_Exercise directions_. Write out the listing below exactly, and omit any images you find in it.

* * * * *

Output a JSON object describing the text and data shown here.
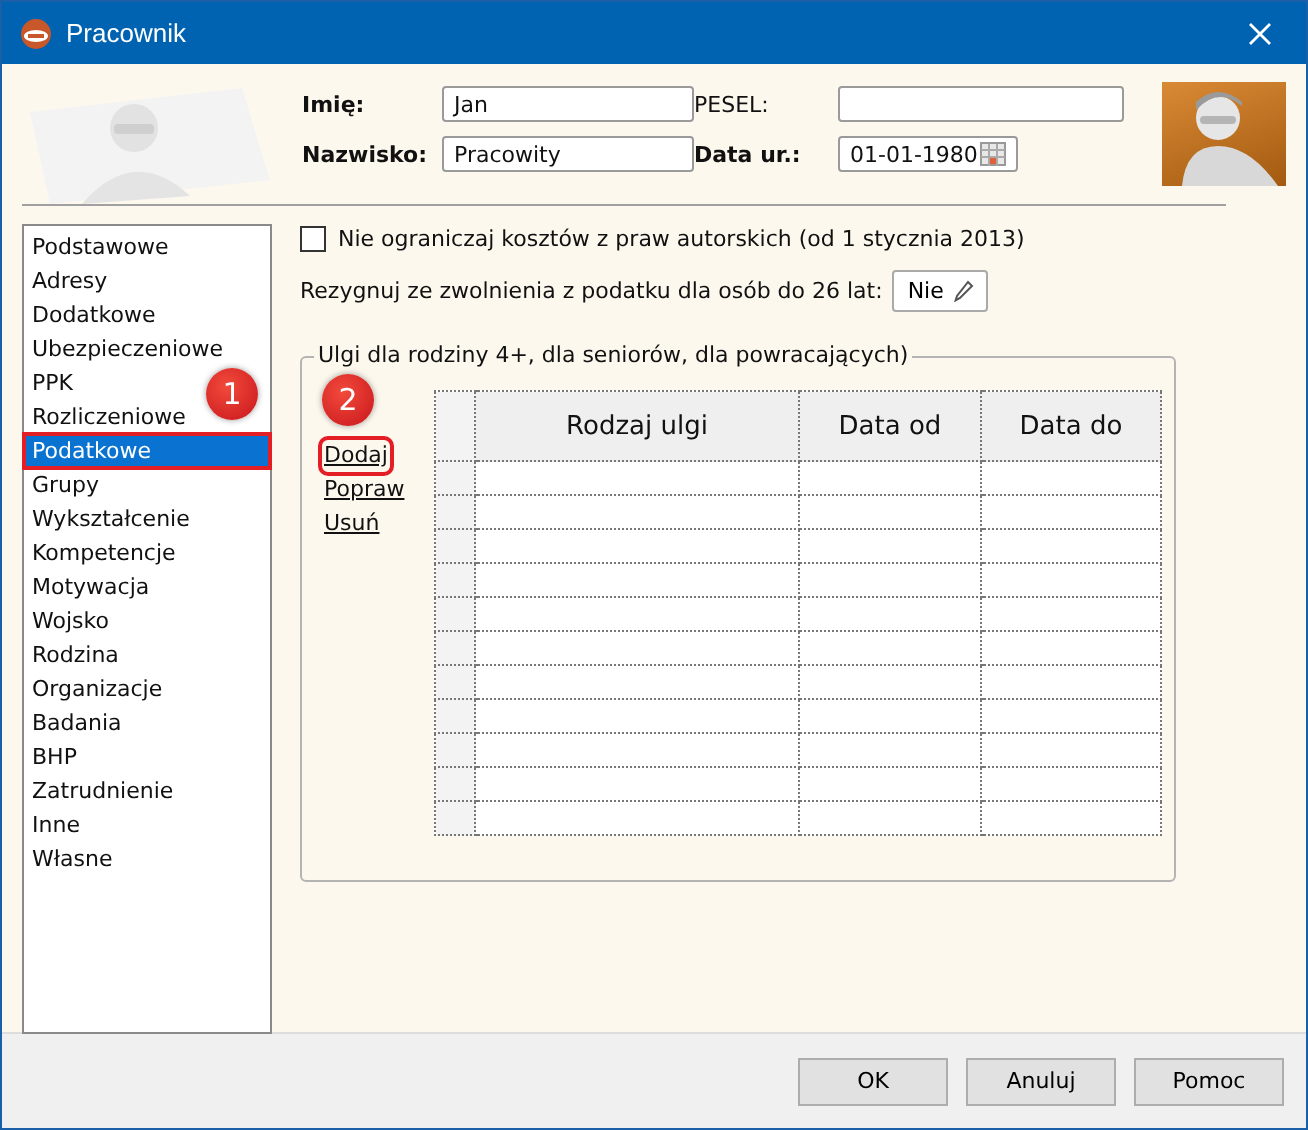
{
  "window": {
    "title": "Pracownik"
  },
  "person": {
    "first_name": {
      "label": "Imię:",
      "value": "Jan"
    },
    "last_name": {
      "label": "Nazwisko:",
      "value": "Pracowity"
    },
    "pesel": {
      "label": "PESEL:"
    },
    "birth_date": {
      "label": "Data ur.:",
      "value": "01-01-1980"
    }
  },
  "sidebar": {
    "items": [
      {
        "label": "Podstawowe",
        "selected": false,
        "highlighted": false
      },
      {
        "label": "Adresy",
        "selected": false,
        "highlighted": false
      },
      {
        "label": "Dodatkowe",
        "selected": false,
        "highlighted": false
      },
      {
        "label": "Ubezpieczeniowe",
        "selected": false,
        "highlighted": false
      },
      {
        "label": "PPK",
        "selected": false,
        "highlighted": false
      },
      {
        "label": "Rozliczeniowe",
        "selected": false,
        "highlighted": false
      },
      {
        "label": "Podatkowe",
        "selected": true,
        "highlighted": true
      },
      {
        "label": "Grupy",
        "selected": false,
        "highlighted": false
      },
      {
        "label": "Wykształcenie",
        "selected": false,
        "highlighted": false
      },
      {
        "label": "Kompetencje",
        "selected": false,
        "highlighted": false
      },
      {
        "label": "Motywacja",
        "selected": false,
        "highlighted": false
      },
      {
        "label": "Wojsko",
        "selected": false,
        "highlighted": false
      },
      {
        "label": "Rodzina",
        "selected": false,
        "highlighted": false
      },
      {
        "label": "Organizacje",
        "selected": false,
        "highlighted": false
      },
      {
        "label": "Badania",
        "selected": false,
        "highlighted": false
      },
      {
        "label": "BHP",
        "selected": false,
        "highlighted": false
      },
      {
        "label": "Zatrudnienie",
        "selected": false,
        "highlighted": false
      },
      {
        "label": "Inne",
        "selected": false,
        "highlighted": false
      },
      {
        "label": "Własne",
        "selected": false,
        "highlighted": false
      }
    ],
    "marker": "1"
  },
  "options": {
    "no_cost_limit": {
      "label": "Nie ograniczaj kosztów z praw autorskich (od 1 stycznia 2013)",
      "checked": false
    },
    "resign_exemption": {
      "label": "Rezygnuj ze zwolnienia z podatku dla osób do 26 lat:",
      "value": "Nie"
    }
  },
  "reliefs": {
    "title": "Ulgi dla rodziny 4+, dla seniorów, dla powracających)",
    "links": [
      {
        "label": "Dodaj",
        "highlighted": true
      },
      {
        "label": "Popraw",
        "highlighted": false
      },
      {
        "label": "Usuń",
        "highlighted": false
      }
    ],
    "table": {
      "columns": [
        "Rodzaj ulgi",
        "Data od",
        "Data do"
      ]
    },
    "marker": "2"
  },
  "buttons": [
    "OK",
    "Anuluj",
    "Pomoc"
  ]
}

* * * * *

_Task response_.
Output a JSON object describing the text and data shown here.
{
  "window": {
    "title": "Pracownik"
  },
  "person": {
    "first_name": {
      "label": "Imię:",
      "value": "Jan"
    },
    "last_name": {
      "label": "Nazwisko:",
      "value": "Pracowity"
    },
    "pesel": {
      "label": "PESEL:"
    },
    "birth_date": {
      "label": "Data ur.:",
      "value": "01-01-1980"
    }
  },
  "sidebar": {
    "items": [
      {
        "label": "Podstawowe",
        "selected": false,
        "highlighted": false
      },
      {
        "label": "Adresy",
        "selected": false,
        "highlighted": false
      },
      {
        "label": "Dodatkowe",
        "selected": false,
        "highlighted": false
      },
      {
        "label": "Ubezpieczeniowe",
        "selected": false,
        "highlighted": false
      },
      {
        "label": "PPK",
        "selected": false,
        "highlighted": false
      },
      {
        "label": "Rozliczeniowe",
        "selected": false,
        "highlighted": false
      },
      {
        "label": "Podatkowe",
        "selected": true,
        "highlighted": true
      },
      {
        "label": "Grupy",
        "selected": false,
        "highlighted": false
      },
      {
        "label": "Wykształcenie",
        "selected": false,
        "highlighted": false
      },
      {
        "label": "Kompetencje",
        "selected": false,
        "highlighted": false
      },
      {
        "label": "Motywacja",
        "selected": false,
        "highlighted": false
      },
      {
        "label": "Wojsko",
        "selected": false,
        "highlighted": false
      },
      {
        "label": "Rodzina",
        "selected": false,
        "highlighted": false
      },
      {
        "label": "Organizacje",
        "selected": false,
        "highlighted": false
      },
      {
        "label": "Badania",
        "selected": false,
        "highlighted": false
      },
      {
        "label": "BHP",
        "selected": false,
        "highlighted": false
      },
      {
        "label": "Zatrudnienie",
        "selected": false,
        "highlighted": false
      },
      {
        "label": "Inne",
        "selected": false,
        "highlighted": false
      },
      {
        "label": "Własne",
        "selected": false,
        "highlighted": false
      }
    ],
    "marker": "1"
  },
  "options": {
    "no_cost_limit": {
      "label": "Nie ograniczaj kosztów z praw autorskich (od 1 stycznia 2013)",
      "checked": false
    },
    "resign_exemption": {
      "label": "Rezygnuj ze zwolnienia z podatku dla osób do 26 lat:",
      "value": "Nie"
    }
  },
  "reliefs": {
    "title": "Ulgi dla rodziny 4+, dla seniorów, dla powracających)",
    "links": [
      {
        "label": "Dodaj",
        "highlighted": true
      },
      {
        "label": "Popraw",
        "highlighted": false
      },
      {
        "label": "Usuń",
        "highlighted": false
      }
    ],
    "table": {
      "columns": [
        "Rodzaj ulgi",
        "Data od",
        "Data do"
      ]
    },
    "marker": "2"
  },
  "buttons": [
    "OK",
    "Anuluj",
    "Pomoc"
  ]
}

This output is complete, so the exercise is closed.